▽

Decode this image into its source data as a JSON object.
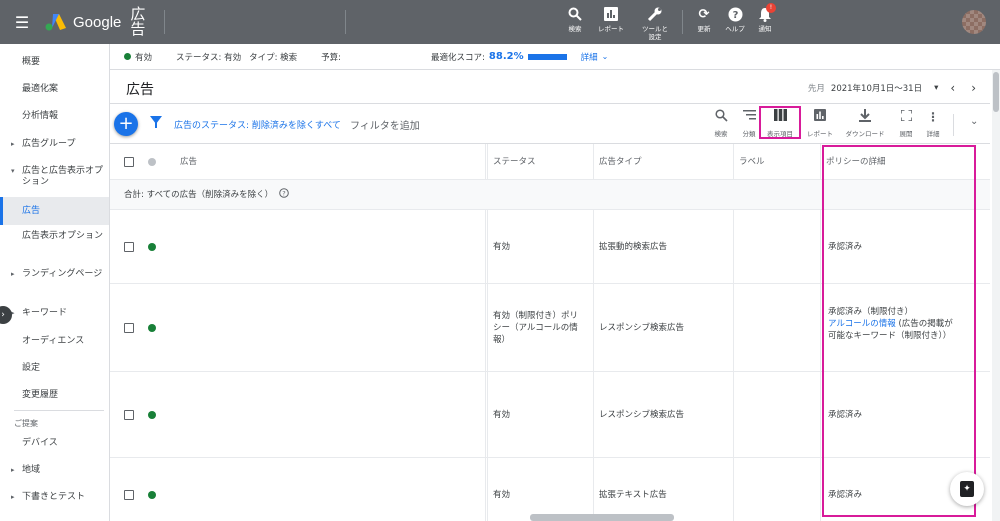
{
  "topbar": {
    "logo_text": "Google",
    "product": "広告",
    "tools": [
      {
        "icon": "search-icon",
        "label": "検索"
      },
      {
        "icon": "reports-icon",
        "label": "レポート"
      },
      {
        "icon": "wrench-icon",
        "label": "ツールと設定"
      },
      {
        "icon": "refresh-icon",
        "label": "更新"
      },
      {
        "icon": "help-icon",
        "label": "ヘルプ"
      },
      {
        "icon": "bell-icon",
        "label": "通知",
        "badge": "!"
      }
    ]
  },
  "sidebar": {
    "items": [
      {
        "label": "概要"
      },
      {
        "label": "最適化案"
      },
      {
        "label": "分析情報"
      },
      {
        "label": "広告グループ"
      },
      {
        "label": "広告と広告表示オプション"
      },
      {
        "label": "広告"
      },
      {
        "label": "広告表示オプション"
      },
      {
        "label": "ランディングページ"
      },
      {
        "label": "キーワード"
      },
      {
        "label": "オーディエンス"
      },
      {
        "label": "設定"
      },
      {
        "label": "変更履歴"
      },
      {
        "label": "デバイス"
      },
      {
        "label": "地域"
      },
      {
        "label": "下書きとテスト"
      }
    ],
    "section_label": "ご提案"
  },
  "statusbar": {
    "status": "有効",
    "status_label": "ステータス: 有効",
    "type_label": "タイプ: 検索",
    "budget_label": "予算:",
    "score_label": "最適化スコア:",
    "score_value": "88.2%",
    "score_fraction": 0.882,
    "details": "詳細"
  },
  "header": {
    "title": "広告",
    "date_prefix": "先月",
    "date_range": "2021年10月1日～31日"
  },
  "toolbar": {
    "filter_text": "広告のステータス: 削除済みを除くすべて",
    "add_filter": "フィルタを追加",
    "buttons": [
      {
        "icon": "search-icon",
        "label": "検索"
      },
      {
        "icon": "segment-icon",
        "label": "分類"
      },
      {
        "icon": "columns-icon",
        "label": "表示項目"
      },
      {
        "icon": "reports-icon",
        "label": "レポート"
      },
      {
        "icon": "download-icon",
        "label": "ダウンロード"
      },
      {
        "icon": "expand-icon",
        "label": "展開"
      },
      {
        "icon": "more-icon",
        "label": "詳細"
      }
    ]
  },
  "table": {
    "headers": {
      "ad": "広告",
      "status": "ステータス",
      "ad_type": "広告タイプ",
      "label": "ラベル",
      "policy": "ポリシーの詳細"
    },
    "total_row": "合計: すべての広告（削除済みを除く）",
    "rows": [
      {
        "status": "有効",
        "ad_type": "拡張動的検索広告",
        "policy": "承認済み"
      },
      {
        "status": "有効（制限付き）ポリシー（アルコールの情報）",
        "ad_type": "レスポンシブ検索広告",
        "policy_prefix": "承認済み（制限付き）",
        "policy_link": "アルコールの情報",
        "policy_suffix": "(広告の掲載が可能なキーワード（制限付き））"
      },
      {
        "status": "有効",
        "ad_type": "レスポンシブ検索広告",
        "policy": "承認済み"
      },
      {
        "status": "有効",
        "ad_type": "拡張テキスト広告",
        "policy": "承認済み"
      }
    ]
  }
}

△

**Exercise:** Go through the listing above and quote it exactly, apart from its images.

**Answer to the problem:**
Decode this image into its source data as a JSON object.
{
  "topbar": {
    "logo_text": "Google",
    "product": "広告",
    "tools": [
      {
        "icon": "search-icon",
        "label": "検索"
      },
      {
        "icon": "reports-icon",
        "label": "レポート"
      },
      {
        "icon": "wrench-icon",
        "label": "ツールと設定"
      },
      {
        "icon": "refresh-icon",
        "label": "更新"
      },
      {
        "icon": "help-icon",
        "label": "ヘルプ"
      },
      {
        "icon": "bell-icon",
        "label": "通知",
        "badge": "!"
      }
    ]
  },
  "sidebar": {
    "items": [
      {
        "label": "概要"
      },
      {
        "label": "最適化案"
      },
      {
        "label": "分析情報"
      },
      {
        "label": "広告グループ"
      },
      {
        "label": "広告と広告表示オプション"
      },
      {
        "label": "広告"
      },
      {
        "label": "広告表示オプション"
      },
      {
        "label": "ランディングページ"
      },
      {
        "label": "キーワード"
      },
      {
        "label": "オーディエンス"
      },
      {
        "label": "設定"
      },
      {
        "label": "変更履歴"
      },
      {
        "label": "デバイス"
      },
      {
        "label": "地域"
      },
      {
        "label": "下書きとテスト"
      }
    ],
    "section_label": "ご提案"
  },
  "statusbar": {
    "status": "有効",
    "status_label": "ステータス: 有効",
    "type_label": "タイプ: 検索",
    "budget_label": "予算:",
    "score_label": "最適化スコア:",
    "score_value": "88.2%",
    "score_fraction": 0.882,
    "details": "詳細"
  },
  "header": {
    "title": "広告",
    "date_prefix": "先月",
    "date_range": "2021年10月1日～31日"
  },
  "toolbar": {
    "filter_text": "広告のステータス: 削除済みを除くすべて",
    "add_filter": "フィルタを追加",
    "buttons": [
      {
        "icon": "search-icon",
        "label": "検索"
      },
      {
        "icon": "segment-icon",
        "label": "分類"
      },
      {
        "icon": "columns-icon",
        "label": "表示項目"
      },
      {
        "icon": "reports-icon",
        "label": "レポート"
      },
      {
        "icon": "download-icon",
        "label": "ダウンロード"
      },
      {
        "icon": "expand-icon",
        "label": "展開"
      },
      {
        "icon": "more-icon",
        "label": "詳細"
      }
    ]
  },
  "table": {
    "headers": {
      "ad": "広告",
      "status": "ステータス",
      "ad_type": "広告タイプ",
      "label": "ラベル",
      "policy": "ポリシーの詳細"
    },
    "total_row": "合計: すべての広告（削除済みを除く）",
    "rows": [
      {
        "status": "有効",
        "ad_type": "拡張動的検索広告",
        "policy": "承認済み"
      },
      {
        "status": "有効（制限付き）ポリシー（アルコールの情報）",
        "ad_type": "レスポンシブ検索広告",
        "policy_prefix": "承認済み（制限付き）",
        "policy_link": "アルコールの情報",
        "policy_suffix": "(広告の掲載が可能なキーワード（制限付き））"
      },
      {
        "status": "有効",
        "ad_type": "レスポンシブ検索広告",
        "policy": "承認済み"
      },
      {
        "status": "有効",
        "ad_type": "拡張テキスト広告",
        "policy": "承認済み"
      }
    ]
  }
}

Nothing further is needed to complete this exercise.